* _What you will do_
Repeat each entry in full, exactly.

* _Dataset extract_
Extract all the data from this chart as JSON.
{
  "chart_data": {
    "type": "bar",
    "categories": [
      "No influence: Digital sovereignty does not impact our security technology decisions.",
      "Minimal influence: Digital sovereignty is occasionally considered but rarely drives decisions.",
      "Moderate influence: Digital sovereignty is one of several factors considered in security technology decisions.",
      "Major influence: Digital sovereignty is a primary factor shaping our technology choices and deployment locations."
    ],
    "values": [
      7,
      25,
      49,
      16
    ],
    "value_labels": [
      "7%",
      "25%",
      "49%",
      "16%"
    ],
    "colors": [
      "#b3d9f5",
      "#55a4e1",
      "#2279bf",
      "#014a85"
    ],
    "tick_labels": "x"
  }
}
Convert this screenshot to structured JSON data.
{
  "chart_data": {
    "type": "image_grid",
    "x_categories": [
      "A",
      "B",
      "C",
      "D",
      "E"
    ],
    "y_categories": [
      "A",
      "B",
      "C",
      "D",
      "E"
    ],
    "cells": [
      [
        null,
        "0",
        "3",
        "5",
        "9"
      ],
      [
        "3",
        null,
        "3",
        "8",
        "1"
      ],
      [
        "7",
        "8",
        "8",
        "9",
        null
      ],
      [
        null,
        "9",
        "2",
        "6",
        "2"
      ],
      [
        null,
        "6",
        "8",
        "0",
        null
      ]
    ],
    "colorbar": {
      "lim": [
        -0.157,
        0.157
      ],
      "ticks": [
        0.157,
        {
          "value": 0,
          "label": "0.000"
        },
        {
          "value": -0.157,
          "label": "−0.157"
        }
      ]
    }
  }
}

* _Correct output_
Extract all the data from this chart as JSON.
{
  "chart_data": {
    "type": "bar",
    "categories": [
      "No influence: Digital sovereignty does not impact our security technology decisions.",
      "Minimal influence: Digital sovereignty is occasionally considered but rarely drives decisions.",
      "Moderate influence: Digital sovereignty is one of several factors considered in security technology decisions.",
      "Major influence: Digital sovereignty is a primary factor shaping our technology choices and deployment locations."
    ],
    "values": [
      7,
      25,
      49,
      16
    ],
    "value_labels": [
      "7%",
      "25%",
      "49%",
      "16%"
    ],
    "colors": [
      "#b3d9f5",
      "#55a4e1",
      "#2279bf",
      "#014a85"
    ],
    "tick_labels": "x"
  }
}
Convert this screenshot to structured JSON data.
{
  "chart_data": {
    "type": "image_grid",
    "x_categories": [
      "A",
      "B",
      "C",
      "D",
      "E"
    ],
    "y_categories": [
      "A",
      "B",
      "C",
      "D",
      "E"
    ],
    "cells": [
      [
        null,
        "0",
        "3",
        "5",
        "9"
      ],
      [
        "3",
        null,
        "3",
        "8",
        "1"
      ],
      [
        "7",
        "8",
        "8",
        "9",
        null
      ],
      [
        null,
        "9",
        "2",
        "6",
        "2"
      ],
      [
        null,
        "6",
        "8",
        "0",
        null
      ]
    ],
    "colorbar": {
      "lim": [
        -0.157,
        0.157
      ],
      "ticks": [
        0.157,
        {
          "value": 0,
          "label": "0.000"
        },
        {
          "value": -0.157,
          "label": "−0.157"
        }
      ]
    }
  }
}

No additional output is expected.